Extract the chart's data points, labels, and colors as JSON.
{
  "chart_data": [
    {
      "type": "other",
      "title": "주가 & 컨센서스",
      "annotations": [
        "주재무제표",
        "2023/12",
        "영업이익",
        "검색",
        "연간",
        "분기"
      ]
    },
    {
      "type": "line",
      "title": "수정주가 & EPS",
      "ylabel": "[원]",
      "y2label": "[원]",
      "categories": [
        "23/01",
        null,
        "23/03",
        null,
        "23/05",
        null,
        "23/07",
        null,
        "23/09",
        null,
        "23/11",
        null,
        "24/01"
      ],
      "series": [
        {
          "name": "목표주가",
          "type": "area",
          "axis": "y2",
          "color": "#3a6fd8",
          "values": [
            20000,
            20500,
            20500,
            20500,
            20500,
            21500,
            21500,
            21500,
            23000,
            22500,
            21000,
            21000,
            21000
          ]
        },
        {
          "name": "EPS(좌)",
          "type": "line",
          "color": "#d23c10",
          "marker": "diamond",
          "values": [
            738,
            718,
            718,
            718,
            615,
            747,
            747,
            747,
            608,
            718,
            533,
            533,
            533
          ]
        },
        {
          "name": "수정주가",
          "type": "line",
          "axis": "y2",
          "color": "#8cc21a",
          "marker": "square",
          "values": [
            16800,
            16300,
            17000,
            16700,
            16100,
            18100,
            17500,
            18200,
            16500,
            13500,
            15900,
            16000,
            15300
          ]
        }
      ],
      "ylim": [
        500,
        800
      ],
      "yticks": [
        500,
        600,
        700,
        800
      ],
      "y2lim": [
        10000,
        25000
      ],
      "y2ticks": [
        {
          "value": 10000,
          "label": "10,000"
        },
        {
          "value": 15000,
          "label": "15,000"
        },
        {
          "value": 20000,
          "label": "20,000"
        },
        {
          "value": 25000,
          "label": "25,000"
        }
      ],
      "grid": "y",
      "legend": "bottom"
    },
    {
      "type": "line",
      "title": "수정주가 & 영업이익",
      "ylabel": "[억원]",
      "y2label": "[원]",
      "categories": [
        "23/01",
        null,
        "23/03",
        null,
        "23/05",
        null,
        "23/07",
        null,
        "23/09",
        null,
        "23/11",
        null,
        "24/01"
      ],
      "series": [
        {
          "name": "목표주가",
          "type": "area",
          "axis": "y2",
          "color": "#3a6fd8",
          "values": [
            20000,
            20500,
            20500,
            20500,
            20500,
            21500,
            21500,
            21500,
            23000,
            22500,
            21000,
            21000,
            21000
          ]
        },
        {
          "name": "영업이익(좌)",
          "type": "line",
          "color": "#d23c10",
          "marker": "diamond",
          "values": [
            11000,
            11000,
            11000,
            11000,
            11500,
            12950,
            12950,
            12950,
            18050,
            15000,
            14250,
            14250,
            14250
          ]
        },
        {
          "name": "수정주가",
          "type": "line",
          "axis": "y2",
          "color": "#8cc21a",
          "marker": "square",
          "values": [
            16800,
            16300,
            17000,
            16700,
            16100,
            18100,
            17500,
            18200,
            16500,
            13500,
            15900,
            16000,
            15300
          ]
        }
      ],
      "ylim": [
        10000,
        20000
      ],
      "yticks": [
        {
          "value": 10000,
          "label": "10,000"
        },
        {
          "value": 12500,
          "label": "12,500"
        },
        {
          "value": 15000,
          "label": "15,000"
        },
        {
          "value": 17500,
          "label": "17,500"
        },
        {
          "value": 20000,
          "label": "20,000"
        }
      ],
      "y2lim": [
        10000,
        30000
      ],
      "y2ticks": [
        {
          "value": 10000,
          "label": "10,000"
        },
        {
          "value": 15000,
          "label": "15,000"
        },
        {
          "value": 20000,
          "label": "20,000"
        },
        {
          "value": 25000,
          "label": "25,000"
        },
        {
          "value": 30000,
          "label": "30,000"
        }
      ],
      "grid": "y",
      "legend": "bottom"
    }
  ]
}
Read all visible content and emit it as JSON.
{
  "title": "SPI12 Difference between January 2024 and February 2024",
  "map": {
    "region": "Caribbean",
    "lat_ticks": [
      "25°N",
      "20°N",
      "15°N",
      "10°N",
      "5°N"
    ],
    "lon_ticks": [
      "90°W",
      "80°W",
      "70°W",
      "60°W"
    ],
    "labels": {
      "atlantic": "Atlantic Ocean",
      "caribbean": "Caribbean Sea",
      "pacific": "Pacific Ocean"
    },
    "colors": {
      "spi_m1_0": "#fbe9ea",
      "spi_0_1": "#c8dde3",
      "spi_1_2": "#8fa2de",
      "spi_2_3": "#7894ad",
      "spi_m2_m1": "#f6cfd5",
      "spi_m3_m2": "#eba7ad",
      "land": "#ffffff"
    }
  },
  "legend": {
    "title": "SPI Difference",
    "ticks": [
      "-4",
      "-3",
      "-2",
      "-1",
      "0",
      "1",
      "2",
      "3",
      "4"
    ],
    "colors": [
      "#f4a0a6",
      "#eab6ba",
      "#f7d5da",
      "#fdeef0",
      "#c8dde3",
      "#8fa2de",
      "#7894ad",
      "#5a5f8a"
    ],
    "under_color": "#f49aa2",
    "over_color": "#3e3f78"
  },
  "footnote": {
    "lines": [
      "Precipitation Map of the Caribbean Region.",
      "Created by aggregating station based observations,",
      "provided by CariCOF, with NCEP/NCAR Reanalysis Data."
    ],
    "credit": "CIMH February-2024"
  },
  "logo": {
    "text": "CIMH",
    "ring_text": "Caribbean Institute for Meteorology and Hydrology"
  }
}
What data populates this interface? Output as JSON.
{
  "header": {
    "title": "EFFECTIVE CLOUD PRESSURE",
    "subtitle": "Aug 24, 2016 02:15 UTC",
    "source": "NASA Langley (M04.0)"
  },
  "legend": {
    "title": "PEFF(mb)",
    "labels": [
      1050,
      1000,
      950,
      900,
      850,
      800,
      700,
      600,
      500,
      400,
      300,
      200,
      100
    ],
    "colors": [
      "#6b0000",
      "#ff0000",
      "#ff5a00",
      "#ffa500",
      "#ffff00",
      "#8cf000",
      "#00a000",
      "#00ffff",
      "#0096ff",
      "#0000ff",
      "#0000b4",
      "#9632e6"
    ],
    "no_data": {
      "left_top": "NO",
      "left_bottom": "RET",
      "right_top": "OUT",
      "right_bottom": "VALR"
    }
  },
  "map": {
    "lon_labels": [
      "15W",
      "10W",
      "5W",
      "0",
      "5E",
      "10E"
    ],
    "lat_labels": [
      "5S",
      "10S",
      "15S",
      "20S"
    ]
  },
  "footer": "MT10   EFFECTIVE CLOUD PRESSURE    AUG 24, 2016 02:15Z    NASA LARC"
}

→ WORK TO COMPLETE:
Take the listing above and set it down exactly.

→ SOLUTION FOR THIS PROBLEM:
Extract the chart's data points, labels, and colors as JSON.
{
  "chart_data": [
    {
      "type": "other",
      "title": "주가 & 컨센서스",
      "annotations": [
        "주재무제표",
        "2023/12",
        "영업이익",
        "검색",
        "연간",
        "분기"
      ]
    },
    {
      "type": "line",
      "title": "수정주가 & EPS",
      "ylabel": "[원]",
      "y2label": "[원]",
      "categories": [
        "23/01",
        null,
        "23/03",
        null,
        "23/05",
        null,
        "23/07",
        null,
        "23/09",
        null,
        "23/11",
        null,
        "24/01"
      ],
      "series": [
        {
          "name": "목표주가",
          "type": "area",
          "axis": "y2",
          "color": "#3a6fd8",
          "values": [
            20000,
            20500,
            20500,
            20500,
            20500,
            21500,
            21500,
            21500,
            23000,
            22500,
            21000,
            21000,
            21000
          ]
        },
        {
          "name": "EPS(좌)",
          "type": "line",
          "color": "#d23c10",
          "marker": "diamond",
          "values": [
            738,
            718,
            718,
            718,
            615,
            747,
            747,
            747,
            608,
            718,
            533,
            533,
            533
          ]
        },
        {
          "name": "수정주가",
          "type": "line",
          "axis": "y2",
          "color": "#8cc21a",
          "marker": "square",
          "values": [
            16800,
            16300,
            17000,
            16700,
            16100,
            18100,
            17500,
            18200,
            16500,
            13500,
            15900,
            16000,
            15300
          ]
        }
      ],
      "ylim": [
        500,
        800
      ],
      "yticks": [
        500,
        600,
        700,
        800
      ],
      "y2lim": [
        10000,
        25000
      ],
      "y2ticks": [
        {
          "value": 10000,
          "label": "10,000"
        },
        {
          "value": 15000,
          "label": "15,000"
        },
        {
          "value": 20000,
          "label": "20,000"
        },
        {
          "value": 25000,
          "label": "25,000"
        }
      ],
      "grid": "y",
      "legend": "bottom"
    },
    {
      "type": "line",
      "title": "수정주가 & 영업이익",
      "ylabel": "[억원]",
      "y2label": "[원]",
      "categories": [
        "23/01",
        null,
        "23/03",
        null,
        "23/05",
        null,
        "23/07",
        null,
        "23/09",
        null,
        "23/11",
        null,
        "24/01"
      ],
      "series": [
        {
          "name": "목표주가",
          "type": "area",
          "axis": "y2",
          "color": "#3a6fd8",
          "values": [
            20000,
            20500,
            20500,
            20500,
            20500,
            21500,
            21500,
            21500,
            23000,
            22500,
            21000,
            21000,
            21000
          ]
        },
        {
          "name": "영업이익(좌)",
          "type": "line",
          "color": "#d23c10",
          "marker": "diamond",
          "values": [
            11000,
            11000,
            11000,
            11000,
            11500,
            12950,
            12950,
            12950,
            18050,
            15000,
            14250,
            14250,
            14250
          ]
        },
        {
          "name": "수정주가",
          "type": "line",
          "axis": "y2",
          "color": "#8cc21a",
          "marker": "square",
          "values": [
            16800,
            16300,
            17000,
            16700,
            16100,
            18100,
            17500,
            18200,
            16500,
            13500,
            15900,
            16000,
            15300
          ]
        }
      ],
      "ylim": [
        10000,
        20000
      ],
      "yticks": [
        {
          "value": 10000,
          "label": "10,000"
        },
        {
          "value": 12500,
          "label": "12,500"
        },
        {
          "value": 15000,
          "label": "15,000"
        },
        {
          "value": 17500,
          "label": "17,500"
        },
        {
          "value": 20000,
          "label": "20,000"
        }
      ],
      "y2lim": [
        10000,
        30000
      ],
      "y2ticks": [
        {
          "value": 10000,
          "label": "10,000"
        },
        {
          "value": 15000,
          "label": "15,000"
        },
        {
          "value": 20000,
          "label": "20,000"
        },
        {
          "value": 25000,
          "label": "25,000"
        },
        {
          "value": 30000,
          "label": "30,000"
        }
      ],
      "grid": "y",
      "legend": "bottom"
    }
  ]
}
Read all visible content and emit it as JSON.
{
  "title": "SPI12 Difference between January 2024 and February 2024",
  "map": {
    "region": "Caribbean",
    "lat_ticks": [
      "25°N",
      "20°N",
      "15°N",
      "10°N",
      "5°N"
    ],
    "lon_ticks": [
      "90°W",
      "80°W",
      "70°W",
      "60°W"
    ],
    "labels": {
      "atlantic": "Atlantic Ocean",
      "caribbean": "Caribbean Sea",
      "pacific": "Pacific Ocean"
    },
    "colors": {
      "spi_m1_0": "#fbe9ea",
      "spi_0_1": "#c8dde3",
      "spi_1_2": "#8fa2de",
      "spi_2_3": "#7894ad",
      "spi_m2_m1": "#f6cfd5",
      "spi_m3_m2": "#eba7ad",
      "land": "#ffffff"
    }
  },
  "legend": {
    "title": "SPI Difference",
    "ticks": [
      "-4",
      "-3",
      "-2",
      "-1",
      "0",
      "1",
      "2",
      "3",
      "4"
    ],
    "colors": [
      "#f4a0a6",
      "#eab6ba",
      "#f7d5da",
      "#fdeef0",
      "#c8dde3",
      "#8fa2de",
      "#7894ad",
      "#5a5f8a"
    ],
    "under_color": "#f49aa2",
    "over_color": "#3e3f78"
  },
  "footnote": {
    "lines": [
      "Precipitation Map of the Caribbean Region.",
      "Created by aggregating station based observations,",
      "provided by CariCOF, with NCEP/NCAR Reanalysis Data."
    ],
    "credit": "CIMH February-2024"
  },
  "logo": {
    "text": "CIMH",
    "ring_text": "Caribbean Institute for Meteorology and Hydrology"
  }
}
What data populates this interface? Output as JSON.
{
  "header": {
    "title": "EFFECTIVE CLOUD PRESSURE",
    "subtitle": "Aug 24, 2016 02:15 UTC",
    "source": "NASA Langley (M04.0)"
  },
  "legend": {
    "title": "PEFF(mb)",
    "labels": [
      1050,
      1000,
      950,
      900,
      850,
      800,
      700,
      600,
      500,
      400,
      300,
      200,
      100
    ],
    "colors": [
      "#6b0000",
      "#ff0000",
      "#ff5a00",
      "#ffa500",
      "#ffff00",
      "#8cf000",
      "#00a000",
      "#00ffff",
      "#0096ff",
      "#0000ff",
      "#0000b4",
      "#9632e6"
    ],
    "no_data": {
      "left_top": "NO",
      "left_bottom": "RET",
      "right_top": "OUT",
      "right_bottom": "VALR"
    }
  },
  "map": {
    "lon_labels": [
      "15W",
      "10W",
      "5W",
      "0",
      "5E",
      "10E"
    ],
    "lat_labels": [
      "5S",
      "10S",
      "15S",
      "20S"
    ]
  },
  "footer": "MT10   EFFECTIVE CLOUD PRESSURE    AUG 24, 2016 02:15Z    NASA LARC"
}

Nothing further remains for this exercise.